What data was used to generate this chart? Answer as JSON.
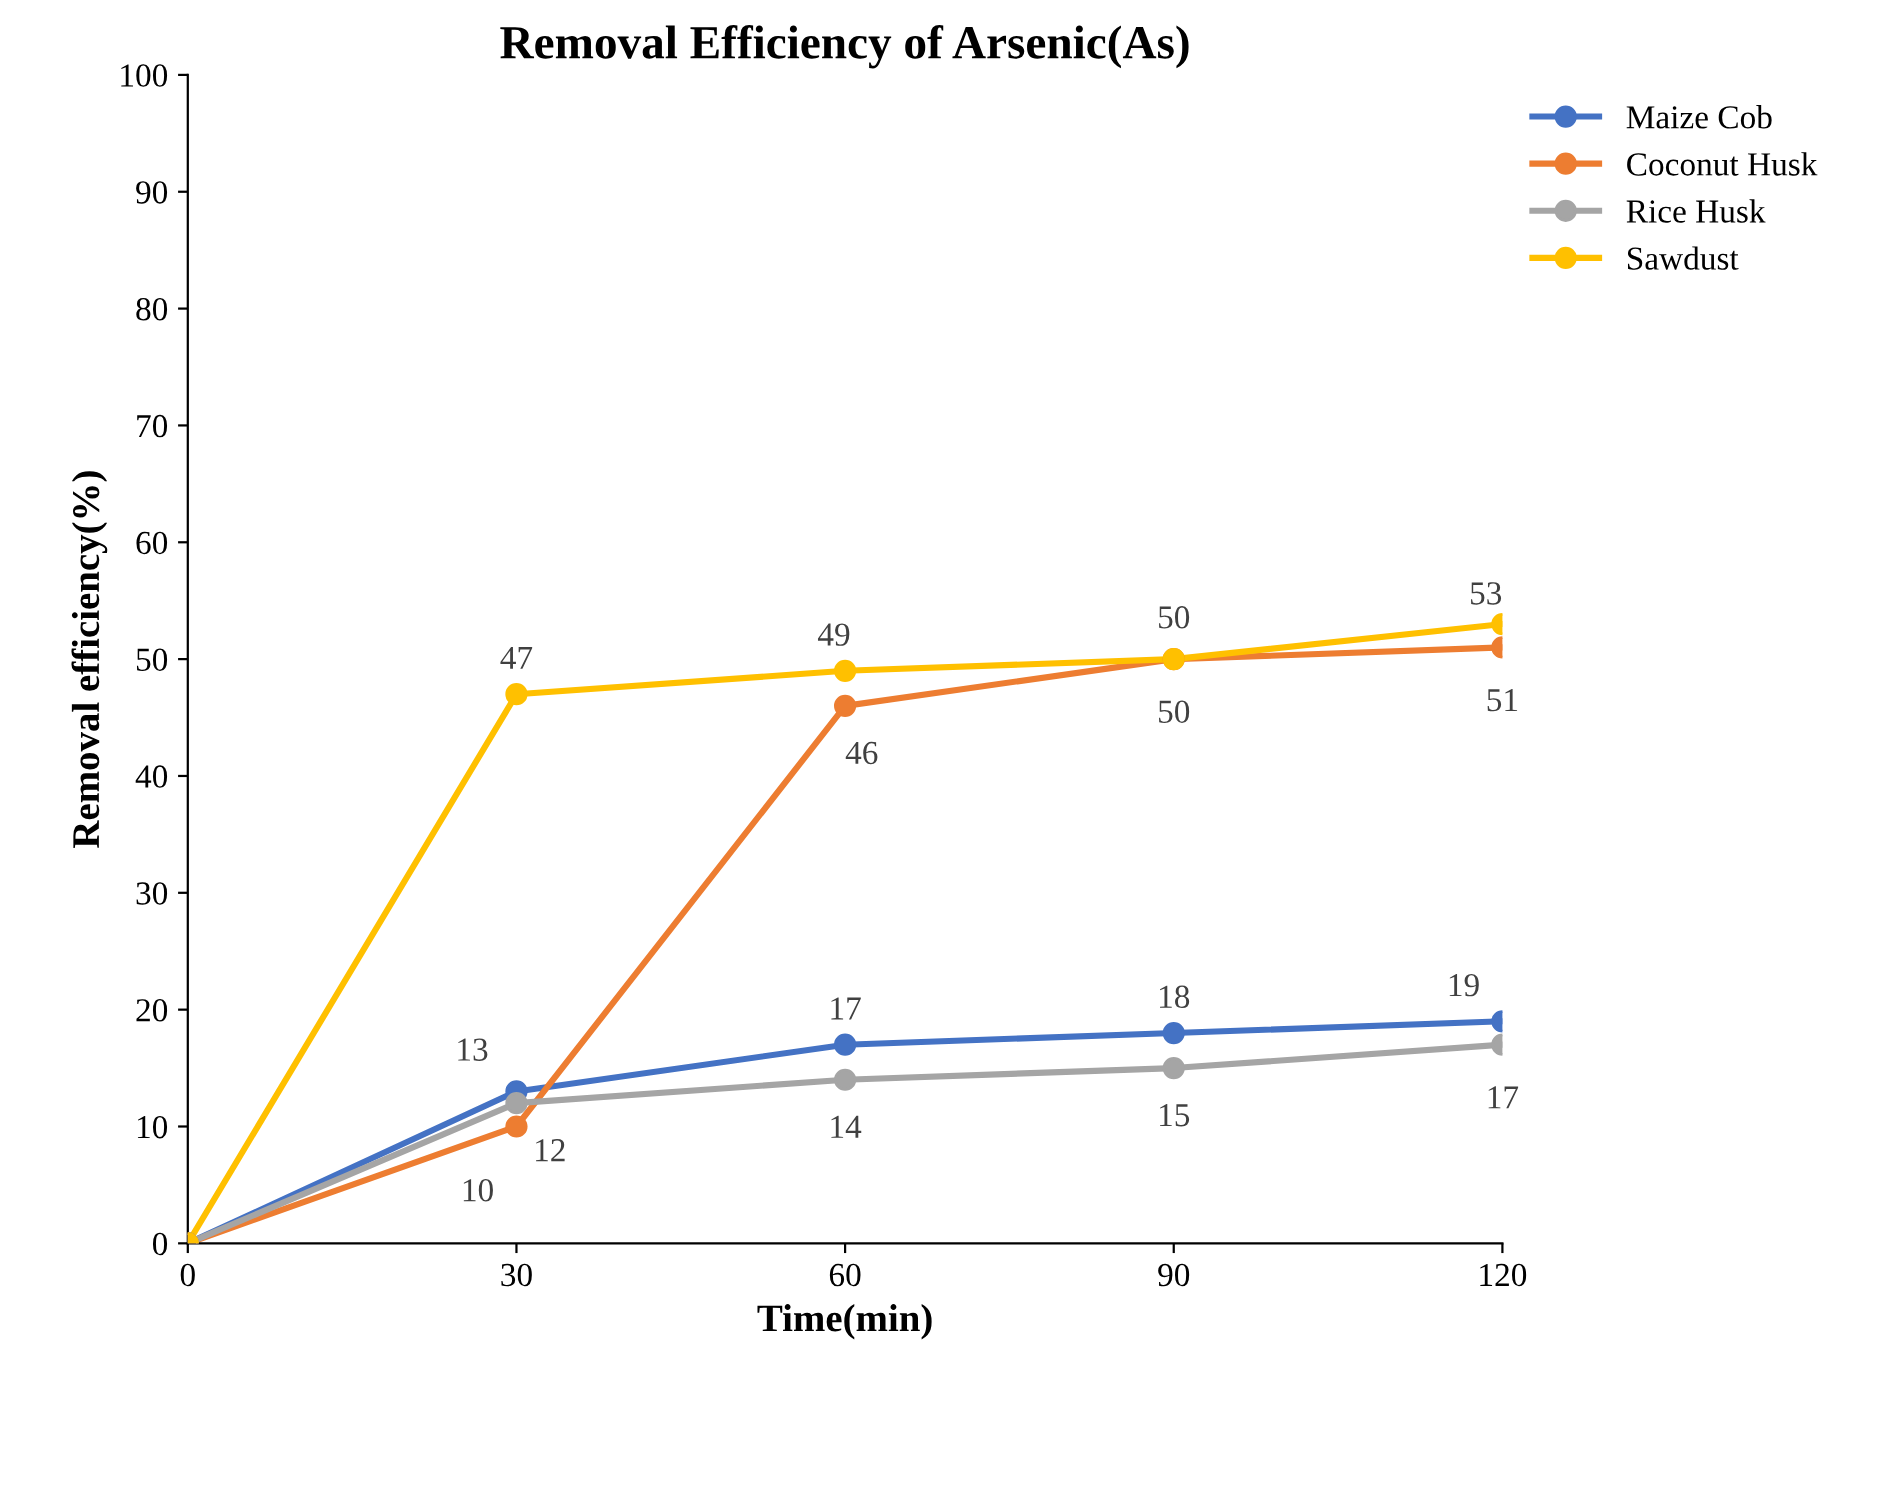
{
  "chart_data": {
    "type": "line",
    "title": "Removal Efficiency of Arsenic(As)",
    "xlabel": "Time(min)",
    "ylabel": "Removal efficiency(%)",
    "x": [
      0,
      30,
      60,
      90,
      120
    ],
    "series": [
      {
        "name": "Maize Cob",
        "color": "#4472c4",
        "values": [
          0,
          13,
          17,
          18,
          19
        ],
        "value_labels": [
          null,
          "13",
          "17",
          "18",
          "19"
        ]
      },
      {
        "name": "Coconut Husk",
        "color": "#ed7d31",
        "values": [
          0,
          10,
          46,
          50,
          51
        ],
        "value_labels": [
          null,
          "10",
          "46",
          "50",
          "51"
        ]
      },
      {
        "name": "Rice Husk",
        "color": "#a5a5a5",
        "values": [
          0,
          12,
          14,
          15,
          17
        ],
        "value_labels": [
          null,
          "12",
          "14",
          "15",
          "17"
        ]
      },
      {
        "name": "Sawdust",
        "color": "#ffc000",
        "values": [
          0,
          47,
          49,
          50,
          53
        ],
        "value_labels": [
          null,
          "47",
          "49",
          "50",
          "53"
        ]
      }
    ],
    "xlim": [
      0,
      120
    ],
    "xticks": [
      0,
      30,
      60,
      90,
      120
    ],
    "ylim": [
      0,
      100
    ],
    "yticks": [
      0,
      10,
      20,
      30,
      40,
      50,
      60,
      70,
      80,
      90,
      100
    ],
    "grid": false,
    "legend": "top right",
    "marker": "circle",
    "line_style": "solid"
  }
}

= = = = =

• **What the task requires**
Look through the material above. Copy each line where the word "color" appears.

• **Solution**
        "color": "#4472c4",
        "color": "#ed7d31",
        "color": "#a5a5a5",
        "color": "#ffc000",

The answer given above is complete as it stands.